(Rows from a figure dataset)

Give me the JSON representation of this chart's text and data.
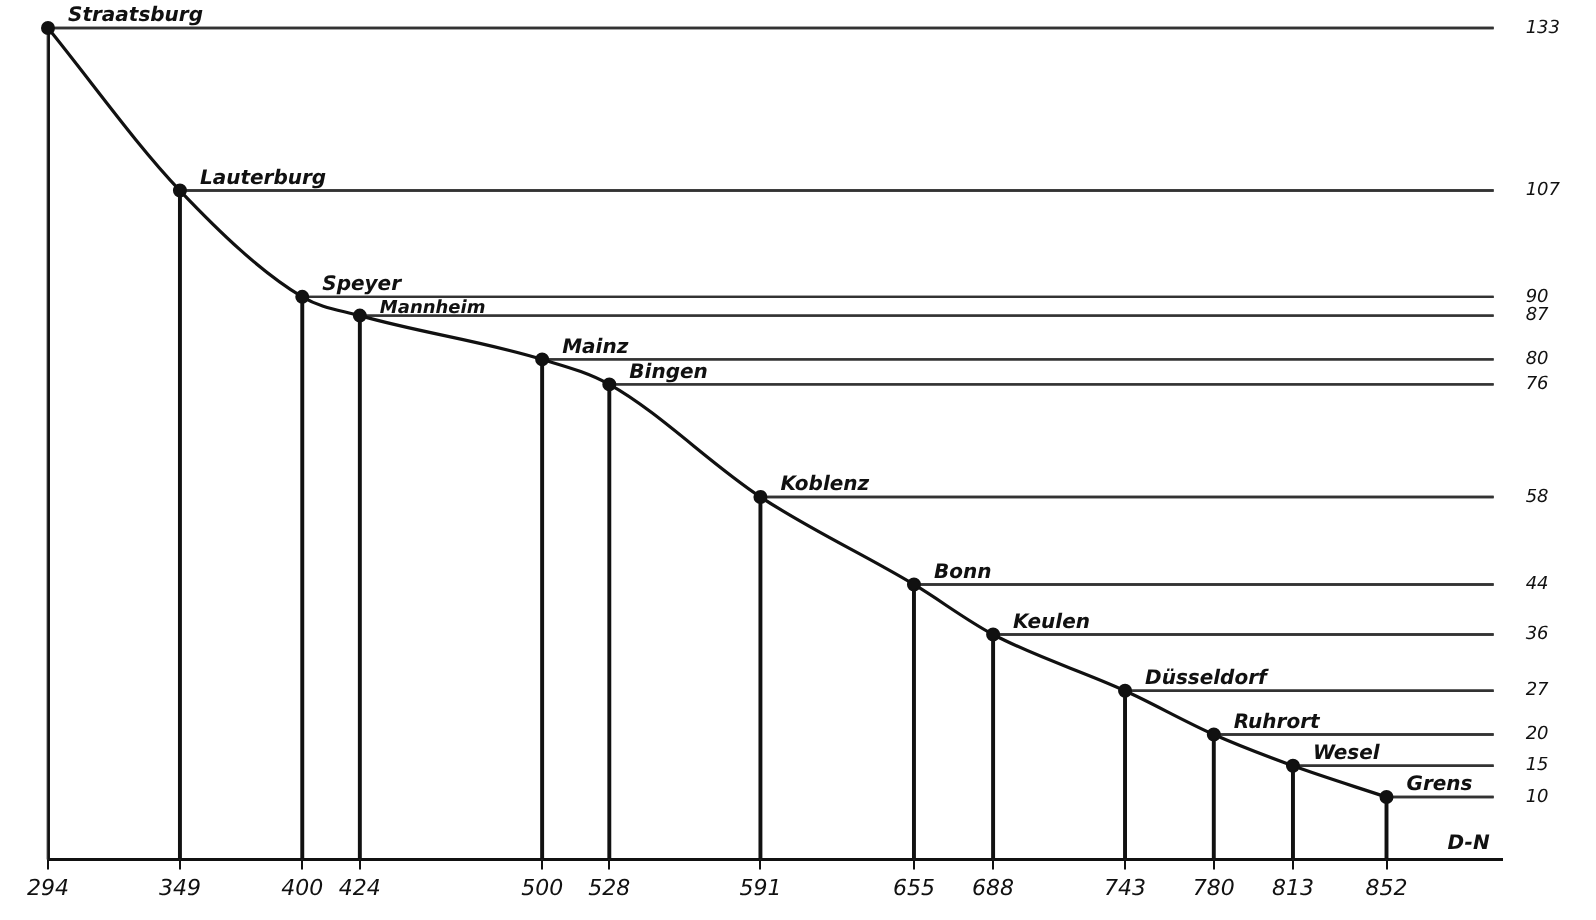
{
  "chart_data": {
    "type": "line",
    "x": [
      294,
      349,
      400,
      424,
      500,
      528,
      591,
      655,
      688,
      743,
      780,
      813,
      852
    ],
    "series": [
      {
        "color": "#111111",
        "values": [
          133,
          107,
          90,
          87,
          80,
          76,
          58,
          44,
          36,
          27,
          20,
          15,
          10
        ]
      },
      {
        "type": "lollipop",
        "color": "#111111",
        "values": [
          133,
          107,
          90,
          87,
          80,
          76,
          58,
          44,
          36,
          27,
          20,
          15,
          10
        ]
      }
    ],
    "xlim": [
      294,
      900
    ],
    "xticks": [
      294,
      349,
      400,
      424,
      500,
      528,
      591,
      655,
      688,
      743,
      780,
      813,
      852
    ],
    "ylim": [
      0,
      133
    ],
    "yticks": [
      133,
      107,
      90,
      87,
      80,
      76,
      58,
      44,
      36,
      27,
      20,
      15,
      10
    ],
    "grid": true,
    "line_style": "solid",
    "annotations": [
      {
        "text": "Straatsburg",
        "x": 294,
        "y": 133
      },
      {
        "text": "Lauterburg",
        "x": 349,
        "y": 107
      },
      {
        "text": "Speyer",
        "x": 400,
        "y": 90
      },
      {
        "text": "Mannheim",
        "x": 424,
        "y": 87
      },
      {
        "text": "Mainz",
        "x": 500,
        "y": 80
      },
      {
        "text": "Bingen",
        "x": 528,
        "y": 76
      },
      {
        "text": "Koblenz",
        "x": 591,
        "y": 58
      },
      {
        "text": "Bonn",
        "x": 655,
        "y": 44
      },
      {
        "text": "Keulen",
        "x": 688,
        "y": 36
      },
      {
        "text": "Düsseldorf",
        "x": 743,
        "y": 27
      },
      {
        "text": "Ruhrort",
        "x": 780,
        "y": 20
      },
      {
        "text": "Wesel",
        "x": 813,
        "y": 15
      },
      {
        "text": "Grens",
        "x": 852,
        "y": 10
      },
      "D-N"
    ]
  }
}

- _Goal of the exercise_
Can the entries above be repeated exactly, without their pictures?

- _Solution for this problem_
Give me the JSON representation of this chart's text and data.
{
  "chart_data": {
    "type": "line",
    "x": [
      294,
      349,
      400,
      424,
      500,
      528,
      591,
      655,
      688,
      743,
      780,
      813,
      852
    ],
    "series": [
      {
        "color": "#111111",
        "values": [
          133,
          107,
          90,
          87,
          80,
          76,
          58,
          44,
          36,
          27,
          20,
          15,
          10
        ]
      },
      {
        "type": "lollipop",
        "color": "#111111",
        "values": [
          133,
          107,
          90,
          87,
          80,
          76,
          58,
          44,
          36,
          27,
          20,
          15,
          10
        ]
      }
    ],
    "xlim": [
      294,
      900
    ],
    "xticks": [
      294,
      349,
      400,
      424,
      500,
      528,
      591,
      655,
      688,
      743,
      780,
      813,
      852
    ],
    "ylim": [
      0,
      133
    ],
    "yticks": [
      133,
      107,
      90,
      87,
      80,
      76,
      58,
      44,
      36,
      27,
      20,
      15,
      10
    ],
    "grid": true,
    "line_style": "solid",
    "annotations": [
      {
        "text": "Straatsburg",
        "x": 294,
        "y": 133
      },
      {
        "text": "Lauterburg",
        "x": 349,
        "y": 107
      },
      {
        "text": "Speyer",
        "x": 400,
        "y": 90
      },
      {
        "text": "Mannheim",
        "x": 424,
        "y": 87
      },
      {
        "text": "Mainz",
        "x": 500,
        "y": 80
      },
      {
        "text": "Bingen",
        "x": 528,
        "y": 76
      },
      {
        "text": "Koblenz",
        "x": 591,
        "y": 58
      },
      {
        "text": "Bonn",
        "x": 655,
        "y": 44
      },
      {
        "text": "Keulen",
        "x": 688,
        "y": 36
      },
      {
        "text": "Düsseldorf",
        "x": 743,
        "y": 27
      },
      {
        "text": "Ruhrort",
        "x": 780,
        "y": 20
      },
      {
        "text": "Wesel",
        "x": 813,
        "y": 15
      },
      {
        "text": "Grens",
        "x": 852,
        "y": 10
      },
      "D-N"
    ]
  }
}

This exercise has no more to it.